[Dataset items]

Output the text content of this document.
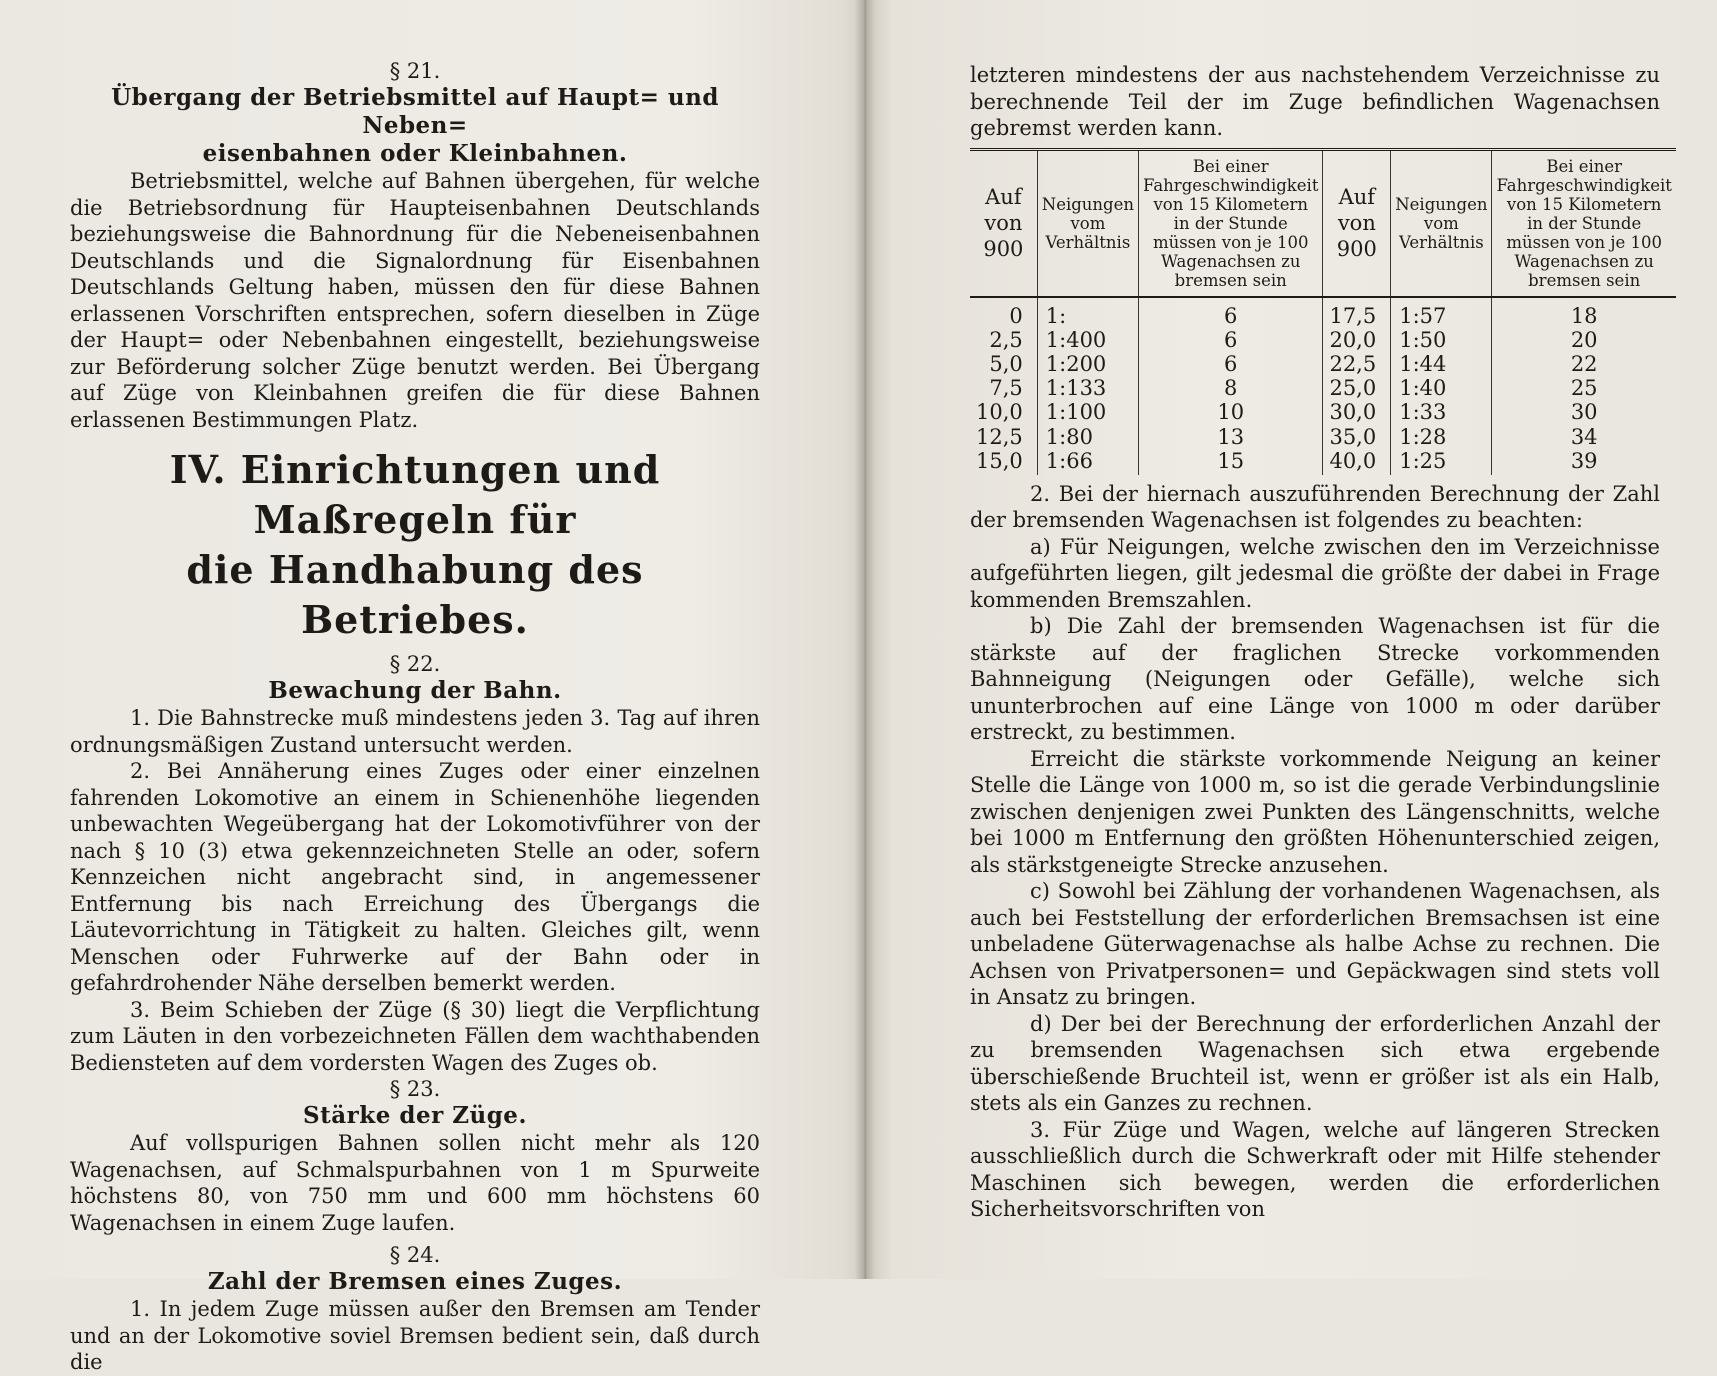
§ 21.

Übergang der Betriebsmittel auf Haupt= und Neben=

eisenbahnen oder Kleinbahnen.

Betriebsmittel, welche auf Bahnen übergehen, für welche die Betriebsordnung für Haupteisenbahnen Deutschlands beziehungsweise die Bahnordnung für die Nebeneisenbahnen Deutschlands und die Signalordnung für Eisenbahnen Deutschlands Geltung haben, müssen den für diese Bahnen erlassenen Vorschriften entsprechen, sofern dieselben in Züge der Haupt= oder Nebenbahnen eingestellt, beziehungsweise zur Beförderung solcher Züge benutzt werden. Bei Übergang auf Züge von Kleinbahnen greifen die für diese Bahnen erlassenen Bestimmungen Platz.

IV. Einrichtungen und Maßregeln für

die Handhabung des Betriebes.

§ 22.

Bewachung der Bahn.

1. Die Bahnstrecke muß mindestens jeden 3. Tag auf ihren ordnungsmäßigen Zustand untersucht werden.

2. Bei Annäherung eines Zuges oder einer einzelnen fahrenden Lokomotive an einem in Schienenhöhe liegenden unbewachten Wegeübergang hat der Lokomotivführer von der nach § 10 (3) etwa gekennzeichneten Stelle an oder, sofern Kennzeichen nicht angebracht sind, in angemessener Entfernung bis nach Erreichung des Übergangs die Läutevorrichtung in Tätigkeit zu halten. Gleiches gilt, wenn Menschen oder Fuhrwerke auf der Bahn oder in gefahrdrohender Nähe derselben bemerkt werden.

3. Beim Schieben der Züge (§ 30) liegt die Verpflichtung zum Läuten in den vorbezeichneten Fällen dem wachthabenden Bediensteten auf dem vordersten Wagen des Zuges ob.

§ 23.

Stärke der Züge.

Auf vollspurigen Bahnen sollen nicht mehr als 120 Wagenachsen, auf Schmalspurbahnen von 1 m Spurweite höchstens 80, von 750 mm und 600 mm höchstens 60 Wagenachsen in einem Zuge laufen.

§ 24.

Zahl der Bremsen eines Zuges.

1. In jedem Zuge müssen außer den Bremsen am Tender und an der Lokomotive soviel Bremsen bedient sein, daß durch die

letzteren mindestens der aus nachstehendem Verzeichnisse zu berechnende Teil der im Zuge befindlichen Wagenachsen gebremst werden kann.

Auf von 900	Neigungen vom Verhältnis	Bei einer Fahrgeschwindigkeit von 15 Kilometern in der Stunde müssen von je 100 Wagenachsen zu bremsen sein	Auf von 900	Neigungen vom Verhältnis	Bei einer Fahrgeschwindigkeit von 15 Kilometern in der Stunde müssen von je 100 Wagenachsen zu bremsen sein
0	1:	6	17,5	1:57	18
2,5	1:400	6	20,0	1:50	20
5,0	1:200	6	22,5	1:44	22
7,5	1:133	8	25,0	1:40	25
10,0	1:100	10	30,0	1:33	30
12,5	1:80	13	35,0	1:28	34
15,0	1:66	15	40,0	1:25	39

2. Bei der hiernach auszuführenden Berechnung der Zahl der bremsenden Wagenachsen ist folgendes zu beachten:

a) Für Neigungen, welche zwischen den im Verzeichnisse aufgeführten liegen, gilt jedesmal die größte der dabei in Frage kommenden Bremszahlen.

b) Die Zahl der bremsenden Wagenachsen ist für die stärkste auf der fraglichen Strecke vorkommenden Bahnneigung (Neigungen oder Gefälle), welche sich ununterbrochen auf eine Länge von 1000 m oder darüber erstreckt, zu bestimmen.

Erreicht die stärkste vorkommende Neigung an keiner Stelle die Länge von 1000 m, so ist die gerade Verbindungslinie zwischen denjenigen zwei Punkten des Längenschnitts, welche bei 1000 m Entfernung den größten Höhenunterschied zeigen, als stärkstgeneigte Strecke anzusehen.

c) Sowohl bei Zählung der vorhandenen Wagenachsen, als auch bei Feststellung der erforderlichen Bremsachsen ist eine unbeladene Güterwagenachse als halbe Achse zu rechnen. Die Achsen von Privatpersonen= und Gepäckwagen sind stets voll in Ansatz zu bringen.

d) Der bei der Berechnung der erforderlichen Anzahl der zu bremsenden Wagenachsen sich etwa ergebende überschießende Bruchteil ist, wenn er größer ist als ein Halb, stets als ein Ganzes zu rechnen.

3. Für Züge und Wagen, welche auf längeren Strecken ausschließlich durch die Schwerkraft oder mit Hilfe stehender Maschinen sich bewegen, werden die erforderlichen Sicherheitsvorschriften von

* * *

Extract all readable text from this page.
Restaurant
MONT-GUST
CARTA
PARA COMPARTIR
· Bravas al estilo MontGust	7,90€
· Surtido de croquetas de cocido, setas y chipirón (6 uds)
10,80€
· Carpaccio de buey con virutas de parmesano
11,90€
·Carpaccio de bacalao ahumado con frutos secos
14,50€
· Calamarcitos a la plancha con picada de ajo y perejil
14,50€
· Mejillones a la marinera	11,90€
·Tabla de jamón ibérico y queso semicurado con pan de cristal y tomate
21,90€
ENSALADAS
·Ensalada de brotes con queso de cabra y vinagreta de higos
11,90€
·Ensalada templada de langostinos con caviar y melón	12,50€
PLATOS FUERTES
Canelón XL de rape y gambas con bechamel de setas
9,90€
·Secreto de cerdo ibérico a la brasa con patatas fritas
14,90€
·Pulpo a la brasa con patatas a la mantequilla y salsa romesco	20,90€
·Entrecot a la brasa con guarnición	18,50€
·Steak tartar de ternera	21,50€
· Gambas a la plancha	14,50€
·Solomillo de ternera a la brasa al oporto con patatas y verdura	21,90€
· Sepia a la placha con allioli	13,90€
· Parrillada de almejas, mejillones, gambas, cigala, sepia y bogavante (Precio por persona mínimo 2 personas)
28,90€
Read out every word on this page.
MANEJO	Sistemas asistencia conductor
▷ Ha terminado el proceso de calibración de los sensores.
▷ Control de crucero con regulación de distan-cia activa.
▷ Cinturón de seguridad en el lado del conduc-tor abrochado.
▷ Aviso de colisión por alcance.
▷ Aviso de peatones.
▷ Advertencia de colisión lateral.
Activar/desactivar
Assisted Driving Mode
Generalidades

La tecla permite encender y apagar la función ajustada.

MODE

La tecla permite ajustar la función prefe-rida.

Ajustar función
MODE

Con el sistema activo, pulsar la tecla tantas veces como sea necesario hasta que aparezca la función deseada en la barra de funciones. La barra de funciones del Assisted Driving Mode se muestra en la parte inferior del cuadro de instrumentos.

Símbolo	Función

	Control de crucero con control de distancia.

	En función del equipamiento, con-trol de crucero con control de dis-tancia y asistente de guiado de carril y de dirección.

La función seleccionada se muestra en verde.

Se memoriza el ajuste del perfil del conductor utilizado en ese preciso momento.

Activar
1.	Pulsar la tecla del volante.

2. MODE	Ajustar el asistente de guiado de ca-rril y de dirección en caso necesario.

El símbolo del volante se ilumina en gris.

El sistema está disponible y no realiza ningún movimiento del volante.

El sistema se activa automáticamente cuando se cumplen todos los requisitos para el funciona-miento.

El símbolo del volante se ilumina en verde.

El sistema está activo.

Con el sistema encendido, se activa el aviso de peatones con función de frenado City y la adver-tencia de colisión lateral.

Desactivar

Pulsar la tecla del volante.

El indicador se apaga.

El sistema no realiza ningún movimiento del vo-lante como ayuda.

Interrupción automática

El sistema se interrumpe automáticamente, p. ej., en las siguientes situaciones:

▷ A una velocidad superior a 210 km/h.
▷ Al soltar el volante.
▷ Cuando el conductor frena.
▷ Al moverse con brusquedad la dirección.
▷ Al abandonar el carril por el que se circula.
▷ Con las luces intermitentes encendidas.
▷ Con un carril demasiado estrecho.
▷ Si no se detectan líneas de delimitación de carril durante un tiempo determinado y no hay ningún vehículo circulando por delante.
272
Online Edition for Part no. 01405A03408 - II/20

EXERCISE REQUIREMENTS — Scan the material above for the string "zwischen" and report each line where you find it.

ANSWER IN FULL —
a) Für Neigungen, welche zwischen den im Verzeichnisse aufgeführten liegen, gilt jedesmal die größte der dabei in Frage kommenden Bremszahlen.
Erreicht die stärkste vorkommende Neigung an keiner Stelle die Länge von 1000 m, so ist die gerade Verbindungslinie zwischen denjenigen zwei Punkten des Längenschnitts, welche bei 1000 m Entfernung den größten Höhenunterschied zeigen, als stärkstgeneigte Strecke anzusehen.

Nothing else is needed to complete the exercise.